→ Exercise goal
List, from the lines below, each one with "seat" in it.

→ Dataset items
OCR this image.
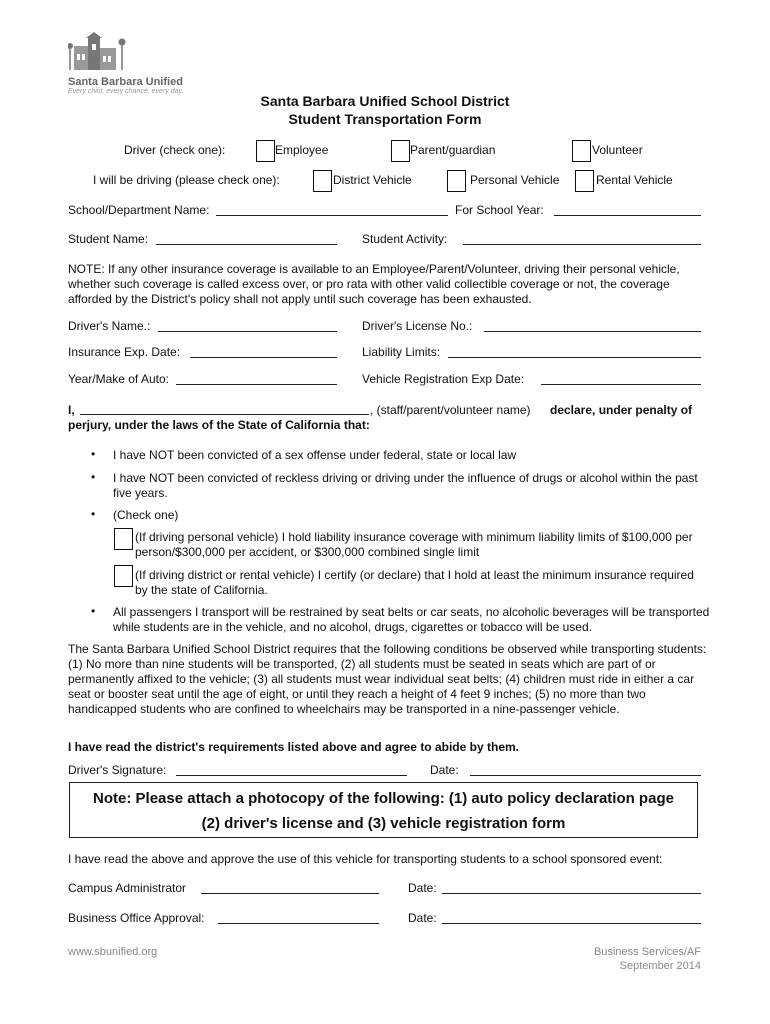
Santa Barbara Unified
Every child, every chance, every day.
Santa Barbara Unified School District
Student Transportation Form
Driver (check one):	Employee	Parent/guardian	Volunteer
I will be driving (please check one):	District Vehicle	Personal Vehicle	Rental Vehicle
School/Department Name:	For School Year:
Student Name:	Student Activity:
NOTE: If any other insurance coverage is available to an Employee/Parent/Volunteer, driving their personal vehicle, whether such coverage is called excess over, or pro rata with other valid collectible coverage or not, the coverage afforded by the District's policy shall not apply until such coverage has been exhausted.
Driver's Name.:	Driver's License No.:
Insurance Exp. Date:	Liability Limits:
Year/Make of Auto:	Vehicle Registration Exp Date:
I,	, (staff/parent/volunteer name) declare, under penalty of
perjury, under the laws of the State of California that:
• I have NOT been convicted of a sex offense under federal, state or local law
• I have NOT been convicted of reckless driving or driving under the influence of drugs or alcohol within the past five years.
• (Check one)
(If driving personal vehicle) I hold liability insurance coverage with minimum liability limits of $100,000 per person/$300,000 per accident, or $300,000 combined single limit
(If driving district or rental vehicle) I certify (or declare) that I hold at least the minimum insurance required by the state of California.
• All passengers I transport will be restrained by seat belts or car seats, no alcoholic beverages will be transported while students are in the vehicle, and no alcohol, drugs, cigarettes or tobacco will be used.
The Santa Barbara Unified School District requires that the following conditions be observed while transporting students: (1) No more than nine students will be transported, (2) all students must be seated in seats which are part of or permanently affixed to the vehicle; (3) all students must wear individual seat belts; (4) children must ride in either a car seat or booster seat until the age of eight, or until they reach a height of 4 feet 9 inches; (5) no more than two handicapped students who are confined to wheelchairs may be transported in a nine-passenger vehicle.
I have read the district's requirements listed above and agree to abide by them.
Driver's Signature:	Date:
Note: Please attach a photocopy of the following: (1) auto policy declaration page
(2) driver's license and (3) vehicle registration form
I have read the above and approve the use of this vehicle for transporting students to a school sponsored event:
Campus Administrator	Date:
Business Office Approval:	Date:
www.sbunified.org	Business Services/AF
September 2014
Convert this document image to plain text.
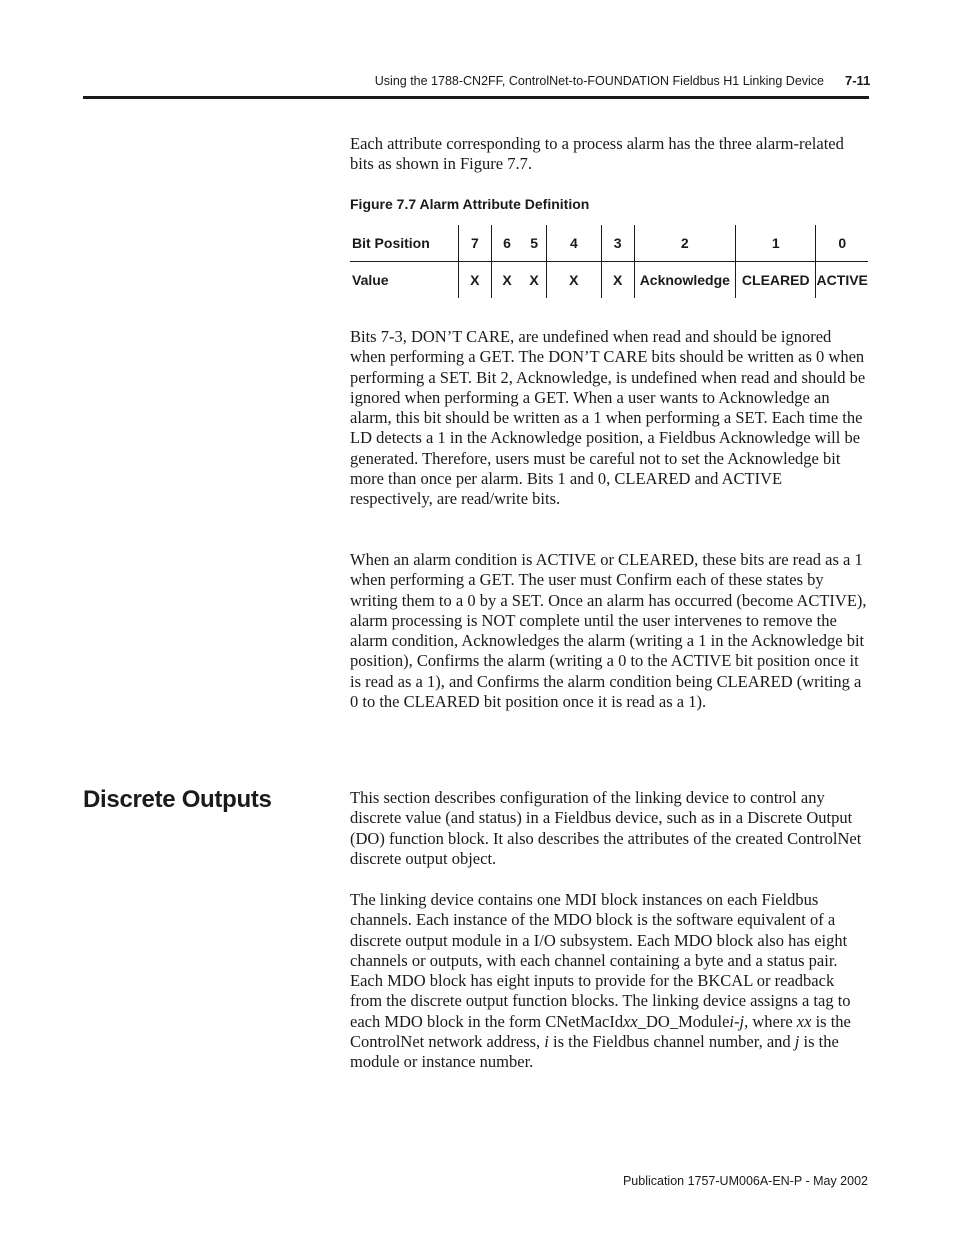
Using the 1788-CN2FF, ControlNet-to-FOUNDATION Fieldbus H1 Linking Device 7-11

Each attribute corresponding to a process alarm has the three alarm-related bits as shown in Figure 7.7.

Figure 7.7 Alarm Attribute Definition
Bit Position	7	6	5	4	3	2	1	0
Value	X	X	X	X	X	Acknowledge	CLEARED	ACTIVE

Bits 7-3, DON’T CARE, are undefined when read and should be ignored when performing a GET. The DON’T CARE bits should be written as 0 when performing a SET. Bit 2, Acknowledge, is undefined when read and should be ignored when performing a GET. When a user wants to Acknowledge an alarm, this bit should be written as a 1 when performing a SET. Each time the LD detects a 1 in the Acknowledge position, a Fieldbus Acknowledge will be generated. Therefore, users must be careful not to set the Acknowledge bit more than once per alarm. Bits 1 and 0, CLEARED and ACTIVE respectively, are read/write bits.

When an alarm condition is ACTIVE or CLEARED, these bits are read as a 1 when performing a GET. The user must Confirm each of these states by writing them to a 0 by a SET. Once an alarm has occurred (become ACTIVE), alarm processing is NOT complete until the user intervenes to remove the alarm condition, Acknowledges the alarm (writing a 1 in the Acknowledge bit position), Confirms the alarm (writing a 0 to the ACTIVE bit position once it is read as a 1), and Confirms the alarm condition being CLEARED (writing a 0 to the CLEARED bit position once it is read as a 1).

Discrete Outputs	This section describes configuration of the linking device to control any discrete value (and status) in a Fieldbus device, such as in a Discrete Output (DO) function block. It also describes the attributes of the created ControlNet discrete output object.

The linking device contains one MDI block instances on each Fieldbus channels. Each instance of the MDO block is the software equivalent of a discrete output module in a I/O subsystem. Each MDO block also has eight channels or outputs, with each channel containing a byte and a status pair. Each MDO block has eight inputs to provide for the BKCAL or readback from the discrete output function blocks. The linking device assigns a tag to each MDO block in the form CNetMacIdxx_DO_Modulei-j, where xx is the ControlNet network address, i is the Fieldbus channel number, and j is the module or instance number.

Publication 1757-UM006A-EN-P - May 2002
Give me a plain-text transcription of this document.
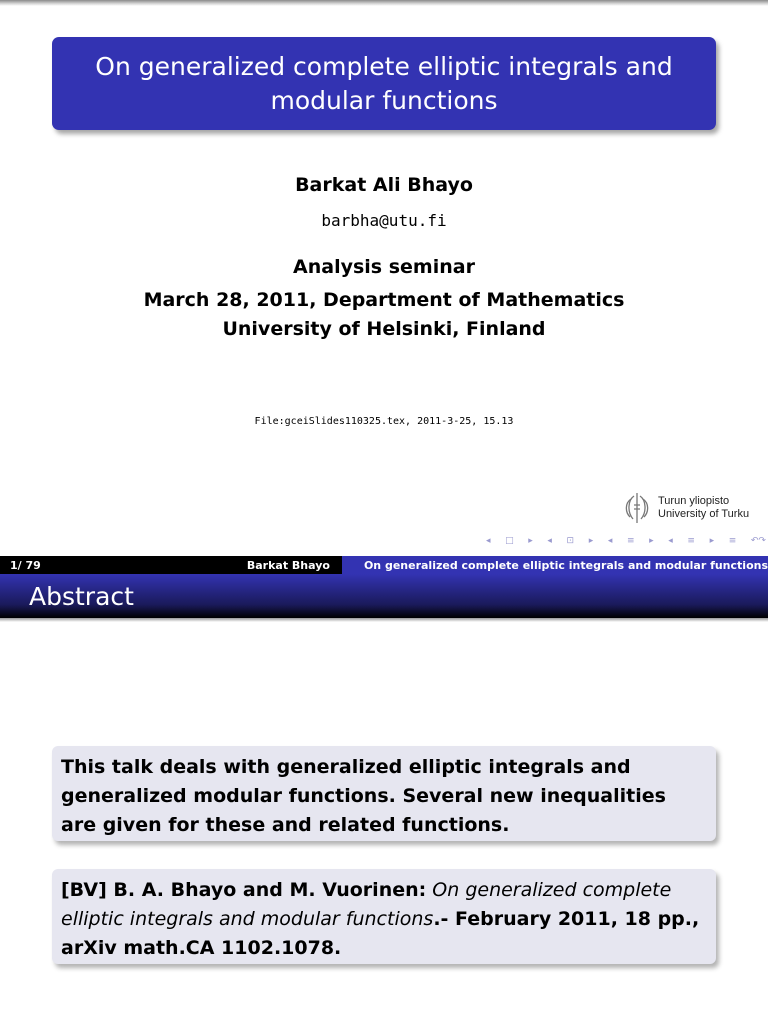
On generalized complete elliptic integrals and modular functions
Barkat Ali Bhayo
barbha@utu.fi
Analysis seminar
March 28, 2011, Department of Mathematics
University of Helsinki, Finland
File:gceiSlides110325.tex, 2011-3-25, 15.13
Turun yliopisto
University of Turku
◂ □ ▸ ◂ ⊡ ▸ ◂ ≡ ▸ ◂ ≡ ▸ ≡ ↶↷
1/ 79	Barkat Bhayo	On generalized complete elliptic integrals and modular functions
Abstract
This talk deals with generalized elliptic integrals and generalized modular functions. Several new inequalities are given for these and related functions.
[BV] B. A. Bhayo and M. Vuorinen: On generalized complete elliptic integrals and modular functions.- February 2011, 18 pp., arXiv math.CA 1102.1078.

→ Solution
• All passengers I transport will be restrained by seat belts or car seats, no alcoholic beverages will be transported while students are in the vehicle, and no alcohol, drugs, cigarettes or tobacco will be used.
The Santa Barbara Unified School District requires that the following conditions be observed while transporting students: (1) No more than nine students will be transported, (2) all students must be seated in seats which are part of or permanently affixed to the vehicle; (3) all students must wear individual seat belts; (4) children must ride in either a car seat or booster seat until the age of eight, or until they reach a height of 4 feet 9 inches; (5) no more than two handicapped students who are confined to wheelchairs may be transported in a nine-passenger vehicle.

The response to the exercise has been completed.